*Given exercise*
Within the records below, find each line that holds the string "benefits", then copy it.

[Entries taken from a collection]

(begin)

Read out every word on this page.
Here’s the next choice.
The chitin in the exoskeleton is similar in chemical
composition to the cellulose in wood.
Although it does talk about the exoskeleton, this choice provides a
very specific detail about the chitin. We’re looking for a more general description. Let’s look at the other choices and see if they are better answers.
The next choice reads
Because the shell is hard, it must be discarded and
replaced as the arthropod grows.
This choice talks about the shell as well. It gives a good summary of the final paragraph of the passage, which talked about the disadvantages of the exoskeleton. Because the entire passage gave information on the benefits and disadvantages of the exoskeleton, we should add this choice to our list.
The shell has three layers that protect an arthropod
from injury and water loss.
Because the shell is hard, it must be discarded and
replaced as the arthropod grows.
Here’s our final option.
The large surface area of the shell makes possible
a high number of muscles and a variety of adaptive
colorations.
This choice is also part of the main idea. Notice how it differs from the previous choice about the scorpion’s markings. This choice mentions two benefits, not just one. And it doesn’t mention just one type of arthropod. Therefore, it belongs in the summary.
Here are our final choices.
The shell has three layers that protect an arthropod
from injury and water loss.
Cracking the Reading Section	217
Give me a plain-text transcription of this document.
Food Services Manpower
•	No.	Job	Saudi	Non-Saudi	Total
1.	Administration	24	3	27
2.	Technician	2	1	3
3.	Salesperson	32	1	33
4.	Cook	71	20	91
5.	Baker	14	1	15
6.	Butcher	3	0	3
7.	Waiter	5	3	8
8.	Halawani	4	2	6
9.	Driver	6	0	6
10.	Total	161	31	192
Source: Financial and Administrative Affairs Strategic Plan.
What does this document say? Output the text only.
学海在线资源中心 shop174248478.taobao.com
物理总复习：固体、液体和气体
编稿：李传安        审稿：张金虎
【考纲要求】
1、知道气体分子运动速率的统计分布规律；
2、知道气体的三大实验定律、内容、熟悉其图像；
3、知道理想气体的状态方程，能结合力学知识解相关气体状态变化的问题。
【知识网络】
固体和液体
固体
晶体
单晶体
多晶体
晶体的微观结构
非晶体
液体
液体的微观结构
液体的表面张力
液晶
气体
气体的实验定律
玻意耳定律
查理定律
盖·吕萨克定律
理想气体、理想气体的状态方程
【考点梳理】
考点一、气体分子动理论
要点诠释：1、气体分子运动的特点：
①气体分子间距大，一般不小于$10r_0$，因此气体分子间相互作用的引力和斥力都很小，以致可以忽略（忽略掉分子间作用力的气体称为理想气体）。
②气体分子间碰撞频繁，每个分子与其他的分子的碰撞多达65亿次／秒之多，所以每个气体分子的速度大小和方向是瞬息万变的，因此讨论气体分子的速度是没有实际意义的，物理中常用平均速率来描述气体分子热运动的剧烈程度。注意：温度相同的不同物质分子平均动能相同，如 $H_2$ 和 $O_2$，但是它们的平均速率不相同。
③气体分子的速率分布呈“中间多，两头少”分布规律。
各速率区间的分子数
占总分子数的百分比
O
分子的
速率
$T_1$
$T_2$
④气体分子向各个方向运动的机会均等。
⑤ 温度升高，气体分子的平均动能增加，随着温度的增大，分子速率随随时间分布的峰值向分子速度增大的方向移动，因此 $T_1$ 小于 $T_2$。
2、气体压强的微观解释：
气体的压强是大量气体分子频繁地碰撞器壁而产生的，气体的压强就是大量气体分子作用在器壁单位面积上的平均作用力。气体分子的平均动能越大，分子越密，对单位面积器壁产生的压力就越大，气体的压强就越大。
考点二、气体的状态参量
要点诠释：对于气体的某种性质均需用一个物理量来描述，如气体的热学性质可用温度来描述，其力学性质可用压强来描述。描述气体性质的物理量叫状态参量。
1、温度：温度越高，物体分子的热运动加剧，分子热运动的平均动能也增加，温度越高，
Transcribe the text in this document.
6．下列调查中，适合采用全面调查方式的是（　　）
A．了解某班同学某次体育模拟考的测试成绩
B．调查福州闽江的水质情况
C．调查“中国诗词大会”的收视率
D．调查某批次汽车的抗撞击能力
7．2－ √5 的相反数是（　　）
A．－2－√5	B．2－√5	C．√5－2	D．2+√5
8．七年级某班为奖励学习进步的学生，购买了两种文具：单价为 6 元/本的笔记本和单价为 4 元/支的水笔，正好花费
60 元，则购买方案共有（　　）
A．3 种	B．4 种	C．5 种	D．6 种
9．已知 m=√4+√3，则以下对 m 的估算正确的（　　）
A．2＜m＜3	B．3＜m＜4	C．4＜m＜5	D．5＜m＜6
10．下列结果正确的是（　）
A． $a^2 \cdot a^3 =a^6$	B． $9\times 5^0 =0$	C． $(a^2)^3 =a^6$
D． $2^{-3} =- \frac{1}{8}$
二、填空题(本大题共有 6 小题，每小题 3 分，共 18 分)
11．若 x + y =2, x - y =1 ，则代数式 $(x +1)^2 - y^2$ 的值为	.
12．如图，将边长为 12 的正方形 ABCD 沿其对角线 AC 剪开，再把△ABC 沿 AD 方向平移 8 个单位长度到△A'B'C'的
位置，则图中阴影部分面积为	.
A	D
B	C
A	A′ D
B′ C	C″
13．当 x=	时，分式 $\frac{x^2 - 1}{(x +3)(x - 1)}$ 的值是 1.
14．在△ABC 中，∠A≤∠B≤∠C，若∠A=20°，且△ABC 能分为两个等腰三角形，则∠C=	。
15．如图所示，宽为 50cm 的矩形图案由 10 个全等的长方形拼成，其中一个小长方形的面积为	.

(end)

*Reply to the exercise*
This choice talks about the shell as well. It gives a good summary of the final paragraph of the passage, which talked about the disadvantages of the exoskeleton. Because the entire passage gave information on the benefits and disadvantages of the exoskeleton, we should add this choice to our list.
This choice is also part of the main idea. Notice how it differs from the previous choice about the scorpion’s markings. This choice mentions two benefits, not just one. And it doesn’t mention just one type of arthropod. Therefore, it belongs in the summary.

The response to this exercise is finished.